• _Data shown_:
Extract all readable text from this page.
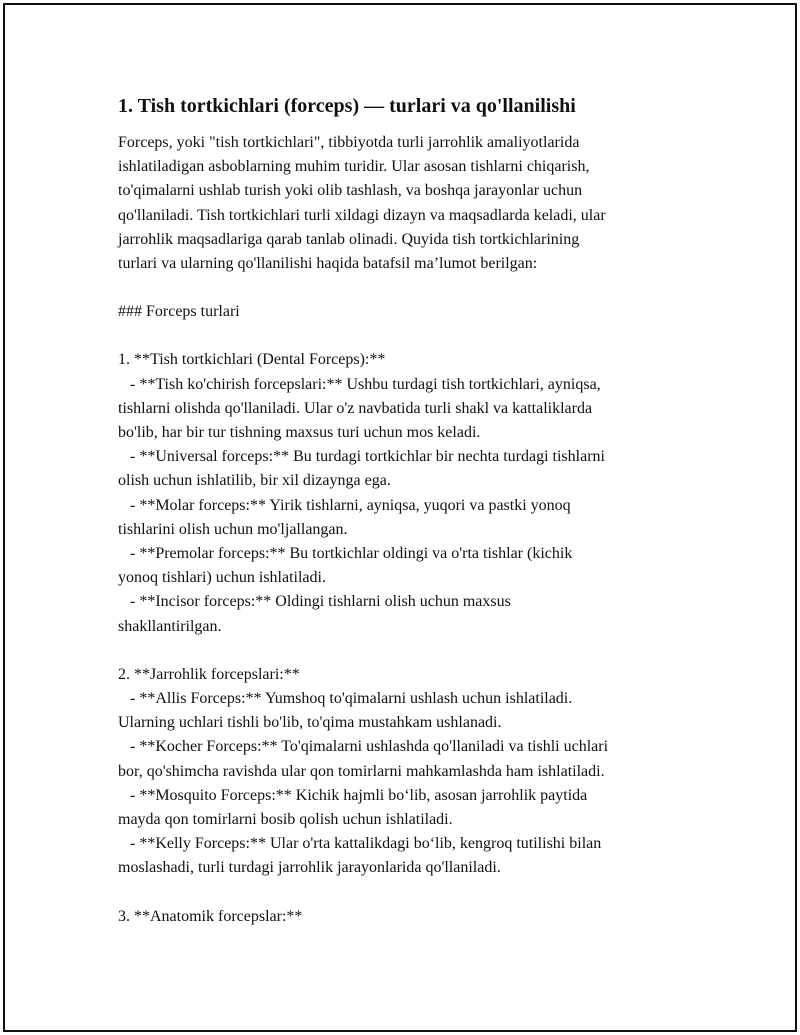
1. Tish tortkichlari (forceps) — turlari va qo'llanilishi

Forceps, yoki "tish tortkichlari", tibbiyotda turli jarrohlik amaliyotlarida
ishlatiladigan asboblarning muhim turidir. Ular asosan tishlarni chiqarish,
to'qimalarni ushlab turish yoki olib tashlash, va boshqa jarayonlar uchun
qo'llaniladi. Tish tortkichlari turli xildagi dizayn va maqsadlarda keladi, ular
jarrohlik maqsadlariga qarab tanlab olinadi. Quyida tish tortkichlarining
turlari va ularning qo'llanilishi haqida batafsil ma’lumot berilgan:

### Forceps turlari

1. **Tish tortkichlari (Dental Forceps):**
- **Tish ko'chirish forcepslari:** Ushbu turdagi tish tortkichlari, ayniqsa,
tishlarni olishda qo'llaniladi. Ular o'z navbatida turli shakl va kattaliklarda
bo'lib, har bir tur tishning maxsus turi uchun mos keladi.
- **Universal forceps:** Bu turdagi tortkichlar bir nechta turdagi tishlarni
olish uchun ishlatilib, bir xil dizaynga ega.
- **Molar forceps:** Yirik tishlarni, ayniqsa, yuqori va pastki yonoq
tishlarini olish uchun mo'ljallangan.
- **Premolar forceps:** Bu tortkichlar oldingi va o'rta tishlar (kichik
yonoq tishlari) uchun ishlatiladi.
- **Incisor forceps:** Oldingi tishlarni olish uchun maxsus
shakllantirilgan.

2. **Jarrohlik forcepslari:**
- **Allis Forceps:** Yumshoq to'qimalarni ushlash uchun ishlatiladi.
Ularning uchlari tishli bo'lib, to'qima mustahkam ushlanadi.
- **Kocher Forceps:** To'qimalarni ushlashda qo'llaniladi va tishli uchlari
bor, qo'shimcha ravishda ular qon tomirlarni mahkamlashda ham ishlatiladi.
- **Mosquito Forceps:** Kichik hajmli bo‘lib, asosan jarrohlik paytida
mayda qon tomirlarni bosib qolish uchun ishlatiladi.
- **Kelly Forceps:** Ular o'rta kattalikdagi bo‘lib, kengroq tutilishi bilan
moslashadi, turli turdagi jarrohlik jarayonlarida qo'llaniladi.

3. **Anatomik forcepslar:**
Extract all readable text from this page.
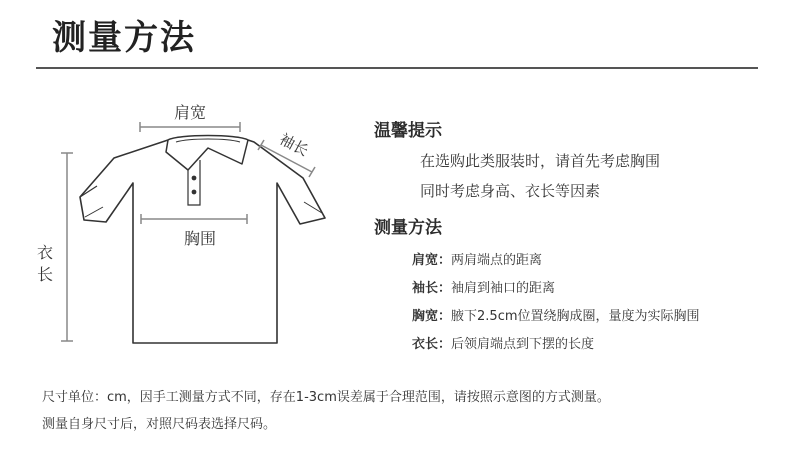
测量方法
肩宽
袖长
胸围
衣
长
温馨提示
在选购此类服装时，请首先考虑胸围
同时考虑身高、衣长等因素
测量方法
肩宽：两肩端点的距离
袖长：袖肩到袖口的距离
胸宽：腋下2.5cm位置绕胸成圈，量度为实际胸围
衣长：后领肩端点到下摆的长度
尺寸单位：cm，因手工测量方式不同，存在1-3cm误差属于合理范围，请按照示意图的方式测量。
测量自身尺寸后，对照尺码表选择尺码。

• _Goal_: Print all of the entries word for word. Omit the pictures they contain.

• _Response to this exercise_:
Extract all readable text from this page.
1. Tish tortkichlari (forceps) — turlari va qo'llanilishi

Forceps, yoki "tish tortkichlari", tibbiyotda turli jarrohlik amaliyotlarida
ishlatiladigan asboblarning muhim turidir. Ular asosan tishlarni chiqarish,
to'qimalarni ushlab turish yoki olib tashlash, va boshqa jarayonlar uchun
qo'llaniladi. Tish tortkichlari turli xildagi dizayn va maqsadlarda keladi, ular
jarrohlik maqsadlariga qarab tanlab olinadi. Quyida tish tortkichlarining
turlari va ularning qo'llanilishi haqida batafsil ma’lumot berilgan:

### Forceps turlari

1. **Tish tortkichlari (Dental Forceps):**
- **Tish ko'chirish forcepslari:** Ushbu turdagi tish tortkichlari, ayniqsa,
tishlarni olishda qo'llaniladi. Ular o'z navbatida turli shakl va kattaliklarda
bo'lib, har bir tur tishning maxsus turi uchun mos keladi.
- **Universal forceps:** Bu turdagi tortkichlar bir nechta turdagi tishlarni
olish uchun ishlatilib, bir xil dizaynga ega.
- **Molar forceps:** Yirik tishlarni, ayniqsa, yuqori va pastki yonoq
tishlarini olish uchun mo'ljallangan.
- **Premolar forceps:** Bu tortkichlar oldingi va o'rta tishlar (kichik
yonoq tishlari) uchun ishlatiladi.
- **Incisor forceps:** Oldingi tishlarni olish uchun maxsus
shakllantirilgan.

2. **Jarrohlik forcepslari:**
- **Allis Forceps:** Yumshoq to'qimalarni ushlash uchun ishlatiladi.
Ularning uchlari tishli bo'lib, to'qima mustahkam ushlanadi.
- **Kocher Forceps:** To'qimalarni ushlashda qo'llaniladi va tishli uchlari
bor, qo'shimcha ravishda ular qon tomirlarni mahkamlashda ham ishlatiladi.
- **Mosquito Forceps:** Kichik hajmli bo‘lib, asosan jarrohlik paytida
mayda qon tomirlarni bosib qolish uchun ishlatiladi.
- **Kelly Forceps:** Ular o'rta kattalikdagi bo‘lib, kengroq tutilishi bilan
moslashadi, turli turdagi jarrohlik jarayonlarida qo'llaniladi.

3. **Anatomik forcepslar:**
Extract all readable text from this page.
测量方法
肩宽
袖长
胸围
衣
长
温馨提示
在选购此类服装时，请首先考虑胸围
同时考虑身高、衣长等因素
测量方法
肩宽：两肩端点的距离
袖长：袖肩到袖口的距离
胸宽：腋下2.5cm位置绕胸成圈，量度为实际胸围
衣长：后领肩端点到下摆的长度
尺寸单位：cm，因手工测量方式不同，存在1-3cm误差属于合理范围，请按照示意图的方式测量。
测量自身尺寸后，对照尺码表选择尺码。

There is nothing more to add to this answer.